Your goal: Filter the lines below, copying in full each one that contains the string "logo". The match is case-sensitive.

(Stored dataset items)
▽

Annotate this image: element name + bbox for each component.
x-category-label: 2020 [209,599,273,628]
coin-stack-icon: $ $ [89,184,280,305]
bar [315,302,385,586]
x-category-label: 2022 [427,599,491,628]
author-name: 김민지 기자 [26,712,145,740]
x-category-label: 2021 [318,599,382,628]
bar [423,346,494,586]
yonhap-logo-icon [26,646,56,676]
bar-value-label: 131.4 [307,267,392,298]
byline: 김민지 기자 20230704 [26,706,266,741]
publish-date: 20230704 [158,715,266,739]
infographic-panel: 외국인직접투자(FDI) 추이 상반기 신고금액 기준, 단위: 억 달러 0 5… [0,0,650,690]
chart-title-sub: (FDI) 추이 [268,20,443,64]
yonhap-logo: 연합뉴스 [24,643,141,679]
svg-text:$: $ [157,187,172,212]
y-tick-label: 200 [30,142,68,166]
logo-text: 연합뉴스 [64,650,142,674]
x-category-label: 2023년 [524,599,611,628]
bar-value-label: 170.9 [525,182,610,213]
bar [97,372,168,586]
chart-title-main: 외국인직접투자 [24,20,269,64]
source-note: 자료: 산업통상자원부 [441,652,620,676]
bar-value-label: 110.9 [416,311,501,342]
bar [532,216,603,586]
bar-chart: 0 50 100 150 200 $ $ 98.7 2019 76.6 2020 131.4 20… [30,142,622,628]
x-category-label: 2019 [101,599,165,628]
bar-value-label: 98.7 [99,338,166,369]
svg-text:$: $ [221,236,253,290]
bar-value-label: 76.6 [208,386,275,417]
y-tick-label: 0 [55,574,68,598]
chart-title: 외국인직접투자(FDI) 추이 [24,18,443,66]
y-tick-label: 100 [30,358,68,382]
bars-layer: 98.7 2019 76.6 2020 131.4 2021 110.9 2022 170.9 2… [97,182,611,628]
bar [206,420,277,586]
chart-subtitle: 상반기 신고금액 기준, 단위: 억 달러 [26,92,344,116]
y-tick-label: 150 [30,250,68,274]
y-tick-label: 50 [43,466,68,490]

△

Finished answer:
yonhap-logo-icon [26,646,56,676]
yonhap-logo: 연합뉴스 [24,643,141,679]
logo-text: 연합뉴스 [64,650,142,674]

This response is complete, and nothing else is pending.